### [Written task]
List, from the lines below, each one with "projection" in it.

● ● ● ● ●

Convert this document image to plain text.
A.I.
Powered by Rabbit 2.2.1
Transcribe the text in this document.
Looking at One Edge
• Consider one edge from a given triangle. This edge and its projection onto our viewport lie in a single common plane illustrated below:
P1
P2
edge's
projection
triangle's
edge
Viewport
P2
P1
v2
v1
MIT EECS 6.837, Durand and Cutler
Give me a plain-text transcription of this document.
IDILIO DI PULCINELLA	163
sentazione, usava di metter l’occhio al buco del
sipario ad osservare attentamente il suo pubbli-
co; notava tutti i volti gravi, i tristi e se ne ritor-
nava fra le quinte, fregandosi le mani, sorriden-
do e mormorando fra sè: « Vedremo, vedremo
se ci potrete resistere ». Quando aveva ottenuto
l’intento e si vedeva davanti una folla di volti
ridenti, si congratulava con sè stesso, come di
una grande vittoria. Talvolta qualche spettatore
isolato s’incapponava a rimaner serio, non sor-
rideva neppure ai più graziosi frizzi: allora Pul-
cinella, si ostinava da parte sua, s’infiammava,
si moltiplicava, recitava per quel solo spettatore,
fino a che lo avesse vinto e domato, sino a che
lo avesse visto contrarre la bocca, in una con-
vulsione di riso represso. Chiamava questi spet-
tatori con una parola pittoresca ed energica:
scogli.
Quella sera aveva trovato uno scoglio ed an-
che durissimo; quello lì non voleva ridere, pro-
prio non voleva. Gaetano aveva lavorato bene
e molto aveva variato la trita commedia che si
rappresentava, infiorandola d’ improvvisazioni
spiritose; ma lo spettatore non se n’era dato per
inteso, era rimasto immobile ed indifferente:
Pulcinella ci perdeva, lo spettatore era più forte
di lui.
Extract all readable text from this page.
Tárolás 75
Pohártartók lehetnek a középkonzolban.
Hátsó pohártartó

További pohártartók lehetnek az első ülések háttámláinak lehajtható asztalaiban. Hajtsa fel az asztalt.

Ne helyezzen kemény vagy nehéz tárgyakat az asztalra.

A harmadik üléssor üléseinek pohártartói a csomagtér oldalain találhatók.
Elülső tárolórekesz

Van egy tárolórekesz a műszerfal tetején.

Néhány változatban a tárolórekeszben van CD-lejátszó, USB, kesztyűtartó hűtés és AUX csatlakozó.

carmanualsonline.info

● ● ● ● ●

### [Result]
• Consider one edge from a given triangle. This edge and its projection onto our viewport lie in a single common plane illustrated below:
projection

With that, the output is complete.